--- BEGIN Provided records ---
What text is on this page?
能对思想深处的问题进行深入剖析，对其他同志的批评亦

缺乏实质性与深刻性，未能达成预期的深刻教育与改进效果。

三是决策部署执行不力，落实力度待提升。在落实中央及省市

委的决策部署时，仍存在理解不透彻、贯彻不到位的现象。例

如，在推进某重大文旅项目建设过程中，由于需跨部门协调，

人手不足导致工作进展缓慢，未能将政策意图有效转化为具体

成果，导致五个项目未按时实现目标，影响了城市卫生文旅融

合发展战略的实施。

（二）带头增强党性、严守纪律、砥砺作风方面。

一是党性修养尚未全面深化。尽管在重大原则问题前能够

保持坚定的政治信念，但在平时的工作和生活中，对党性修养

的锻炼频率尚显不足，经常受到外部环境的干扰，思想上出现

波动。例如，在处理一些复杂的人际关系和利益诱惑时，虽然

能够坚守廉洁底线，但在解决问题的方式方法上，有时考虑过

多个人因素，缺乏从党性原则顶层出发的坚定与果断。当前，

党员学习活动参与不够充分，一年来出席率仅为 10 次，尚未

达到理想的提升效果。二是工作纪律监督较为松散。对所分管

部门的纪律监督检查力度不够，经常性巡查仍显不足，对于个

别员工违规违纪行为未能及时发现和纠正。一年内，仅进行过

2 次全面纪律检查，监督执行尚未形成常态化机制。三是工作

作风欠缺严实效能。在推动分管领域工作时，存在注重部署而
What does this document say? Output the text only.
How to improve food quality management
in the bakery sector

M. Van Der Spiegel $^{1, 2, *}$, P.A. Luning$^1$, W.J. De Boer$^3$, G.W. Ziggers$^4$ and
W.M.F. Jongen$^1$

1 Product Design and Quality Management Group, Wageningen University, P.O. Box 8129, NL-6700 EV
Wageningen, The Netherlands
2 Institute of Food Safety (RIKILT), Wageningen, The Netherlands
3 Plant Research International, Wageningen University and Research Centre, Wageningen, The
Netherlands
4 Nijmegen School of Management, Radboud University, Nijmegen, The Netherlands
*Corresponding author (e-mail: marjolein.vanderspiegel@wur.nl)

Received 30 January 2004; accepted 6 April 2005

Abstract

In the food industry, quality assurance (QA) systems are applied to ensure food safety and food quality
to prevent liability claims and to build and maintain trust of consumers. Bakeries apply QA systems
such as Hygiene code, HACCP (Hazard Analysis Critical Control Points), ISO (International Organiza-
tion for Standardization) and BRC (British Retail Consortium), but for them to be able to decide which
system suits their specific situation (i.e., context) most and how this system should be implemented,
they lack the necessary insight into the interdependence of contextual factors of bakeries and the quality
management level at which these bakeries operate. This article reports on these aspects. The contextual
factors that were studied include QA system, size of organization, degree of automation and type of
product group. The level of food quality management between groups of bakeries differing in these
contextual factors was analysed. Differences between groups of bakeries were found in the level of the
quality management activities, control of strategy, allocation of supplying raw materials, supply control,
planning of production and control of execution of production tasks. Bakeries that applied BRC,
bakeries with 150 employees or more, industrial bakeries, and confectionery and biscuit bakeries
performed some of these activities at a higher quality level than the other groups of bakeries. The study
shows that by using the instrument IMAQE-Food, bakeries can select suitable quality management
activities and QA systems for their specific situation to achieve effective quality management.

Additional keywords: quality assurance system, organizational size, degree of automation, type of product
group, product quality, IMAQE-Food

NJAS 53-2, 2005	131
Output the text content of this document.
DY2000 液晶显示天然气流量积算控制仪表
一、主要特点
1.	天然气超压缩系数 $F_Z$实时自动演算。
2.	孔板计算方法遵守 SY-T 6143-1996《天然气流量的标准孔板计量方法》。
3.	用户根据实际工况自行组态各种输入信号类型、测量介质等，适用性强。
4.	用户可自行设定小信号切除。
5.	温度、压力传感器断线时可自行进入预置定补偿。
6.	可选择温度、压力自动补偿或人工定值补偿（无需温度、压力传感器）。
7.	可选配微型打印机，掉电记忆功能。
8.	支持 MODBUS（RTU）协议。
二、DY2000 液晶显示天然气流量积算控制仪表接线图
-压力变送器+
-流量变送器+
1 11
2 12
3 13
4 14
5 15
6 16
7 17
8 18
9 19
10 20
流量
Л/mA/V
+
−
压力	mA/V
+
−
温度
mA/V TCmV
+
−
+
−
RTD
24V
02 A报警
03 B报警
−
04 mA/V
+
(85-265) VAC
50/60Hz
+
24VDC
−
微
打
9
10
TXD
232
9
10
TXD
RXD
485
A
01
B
--- END Provided records ---
# What the exercise asks
Transcribe every entry verbatim.

# Task answer
What text is on this page?
能对思想深处的问题进行深入剖析，对其他同志的批评亦

缺乏实质性与深刻性，未能达成预期的深刻教育与改进效果。

三是决策部署执行不力，落实力度待提升。在落实中央及省市

委的决策部署时，仍存在理解不透彻、贯彻不到位的现象。例

如，在推进某重大文旅项目建设过程中，由于需跨部门协调，

人手不足导致工作进展缓慢，未能将政策意图有效转化为具体

成果，导致五个项目未按时实现目标，影响了城市卫生文旅融

合发展战略的实施。

（二）带头增强党性、严守纪律、砥砺作风方面。

一是党性修养尚未全面深化。尽管在重大原则问题前能够

保持坚定的政治信念，但在平时的工作和生活中，对党性修养

的锻炼频率尚显不足，经常受到外部环境的干扰，思想上出现

波动。例如，在处理一些复杂的人际关系和利益诱惑时，虽然

能够坚守廉洁底线，但在解决问题的方式方法上，有时考虑过

多个人因素，缺乏从党性原则顶层出发的坚定与果断。当前，

党员学习活动参与不够充分，一年来出席率仅为 10 次，尚未

达到理想的提升效果。二是工作纪律监督较为松散。对所分管

部门的纪律监督检查力度不够，经常性巡查仍显不足，对于个

别员工违规违纪行为未能及时发现和纠正。一年内，仅进行过

2 次全面纪律检查，监督执行尚未形成常态化机制。三是工作

作风欠缺严实效能。在推动分管领域工作时，存在注重部署而
What does this document say? Output the text only.
How to improve food quality management
in the bakery sector

M. Van Der Spiegel $^{1, 2, *}$, P.A. Luning$^1$, W.J. De Boer$^3$, G.W. Ziggers$^4$ and
W.M.F. Jongen$^1$

1 Product Design and Quality Management Group, Wageningen University, P.O. Box 8129, NL-6700 EV
Wageningen, The Netherlands
2 Institute of Food Safety (RIKILT), Wageningen, The Netherlands
3 Plant Research International, Wageningen University and Research Centre, Wageningen, The
Netherlands
4 Nijmegen School of Management, Radboud University, Nijmegen, The Netherlands
*Corresponding author (e-mail: marjolein.vanderspiegel@wur.nl)

Received 30 January 2004; accepted 6 April 2005

Abstract

In the food industry, quality assurance (QA) systems are applied to ensure food safety and food quality
to prevent liability claims and to build and maintain trust of consumers. Bakeries apply QA systems
such as Hygiene code, HACCP (Hazard Analysis Critical Control Points), ISO (International Organiza-
tion for Standardization) and BRC (British Retail Consortium), but for them to be able to decide which
system suits their specific situation (i.e., context) most and how this system should be implemented,
they lack the necessary insight into the interdependence of contextual factors of bakeries and the quality
management level at which these bakeries operate. This article reports on these aspects. The contextual
factors that were studied include QA system, size of organization, degree of automation and type of
product group. The level of food quality management between groups of bakeries differing in these
contextual factors was analysed. Differences between groups of bakeries were found in the level of the
quality management activities, control of strategy, allocation of supplying raw materials, supply control,
planning of production and control of execution of production tasks. Bakeries that applied BRC,
bakeries with 150 employees or more, industrial bakeries, and confectionery and biscuit bakeries
performed some of these activities at a higher quality level than the other groups of bakeries. The study
shows that by using the instrument IMAQE-Food, bakeries can select suitable quality management
activities and QA systems for their specific situation to achieve effective quality management.

Additional keywords: quality assurance system, organizational size, degree of automation, type of product
group, product quality, IMAQE-Food

NJAS 53-2, 2005	131
Output the text content of this document.
DY2000 液晶显示天然气流量积算控制仪表
一、主要特点
1.	天然气超压缩系数 $F_Z$实时自动演算。
2.	孔板计算方法遵守 SY-T 6143-1996《天然气流量的标准孔板计量方法》。
3.	用户根据实际工况自行组态各种输入信号类型、测量介质等，适用性强。
4.	用户可自行设定小信号切除。
5.	温度、压力传感器断线时可自行进入预置定补偿。
6.	可选择温度、压力自动补偿或人工定值补偿（无需温度、压力传感器）。
7.	可选配微型打印机，掉电记忆功能。
8.	支持 MODBUS（RTU）协议。
二、DY2000 液晶显示天然气流量积算控制仪表接线图
-压力变送器+
-流量变送器+
1 11
2 12
3 13
4 14
5 15
6 16
7 17
8 18
9 19
10 20
流量
Л/mA/V
+
−
压力	mA/V
+
−
温度
mA/V TCmV
+
−
+
−
RTD
24V
02 A报警
03 B报警
−
04 mA/V
+
(85-265) VAC
50/60Hz
+
24VDC
−
微
打
9
10
TXD
232
9
10
TXD
RXD
485
A
01
B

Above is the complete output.